Stated goal ▸
Restate the complete material exactly.

<<<<

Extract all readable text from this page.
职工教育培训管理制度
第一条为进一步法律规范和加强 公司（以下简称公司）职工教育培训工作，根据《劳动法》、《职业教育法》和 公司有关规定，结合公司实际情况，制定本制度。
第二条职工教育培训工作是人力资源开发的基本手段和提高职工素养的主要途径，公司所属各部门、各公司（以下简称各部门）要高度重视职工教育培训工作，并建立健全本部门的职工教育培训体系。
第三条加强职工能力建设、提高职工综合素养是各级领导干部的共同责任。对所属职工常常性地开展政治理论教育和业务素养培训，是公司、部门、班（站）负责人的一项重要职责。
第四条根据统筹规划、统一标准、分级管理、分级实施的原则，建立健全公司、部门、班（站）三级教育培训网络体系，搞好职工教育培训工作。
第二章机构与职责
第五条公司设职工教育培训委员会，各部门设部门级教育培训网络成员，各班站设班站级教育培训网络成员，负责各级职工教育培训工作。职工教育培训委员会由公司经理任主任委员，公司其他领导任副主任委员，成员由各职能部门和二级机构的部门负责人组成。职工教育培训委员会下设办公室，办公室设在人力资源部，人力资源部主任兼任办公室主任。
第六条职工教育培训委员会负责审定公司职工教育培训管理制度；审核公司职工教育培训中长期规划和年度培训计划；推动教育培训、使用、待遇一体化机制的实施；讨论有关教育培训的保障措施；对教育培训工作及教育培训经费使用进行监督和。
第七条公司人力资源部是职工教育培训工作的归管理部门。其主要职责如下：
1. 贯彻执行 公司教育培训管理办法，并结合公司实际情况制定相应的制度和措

>>>>

Exercise solution ▸
Extract all readable text from this page.
职工教育培训管理制度
第一条为进一步法律规范和加强 公司（以下简称公司）职工教育培训工作，根据《劳动法》、《职业教育法》和 公司有关规定，结合公司实际情况，制定本制度。
第二条职工教育培训工作是人力资源开发的基本手段和提高职工素养的主要途径，公司所属各部门、各公司（以下简称各部门）要高度重视职工教育培训工作，并建立健全本部门的职工教育培训体系。
第三条加强职工能力建设、提高职工综合素养是各级领导干部的共同责任。对所属职工常常性地开展政治理论教育和业务素养培训，是公司、部门、班（站）负责人的一项重要职责。
第四条根据统筹规划、统一标准、分级管理、分级实施的原则，建立健全公司、部门、班（站）三级教育培训网络体系，搞好职工教育培训工作。
第二章机构与职责
第五条公司设职工教育培训委员会，各部门设部门级教育培训网络成员，各班站设班站级教育培训网络成员，负责各级职工教育培训工作。职工教育培训委员会由公司经理任主任委员，公司其他领导任副主任委员，成员由各职能部门和二级机构的部门负责人组成。职工教育培训委员会下设办公室，办公室设在人力资源部，人力资源部主任兼任办公室主任。
第六条职工教育培训委员会负责审定公司职工教育培训管理制度；审核公司职工教育培训中长期规划和年度培训计划；推动教育培训、使用、待遇一体化机制的实施；讨论有关教育培训的保障措施；对教育培训工作及教育培训经费使用进行监督和。
第七条公司人力资源部是职工教育培训工作的归管理部门。其主要职责如下：
1. 贯彻执行 公司教育培训管理办法，并结合公司实际情况制定相应的制度和措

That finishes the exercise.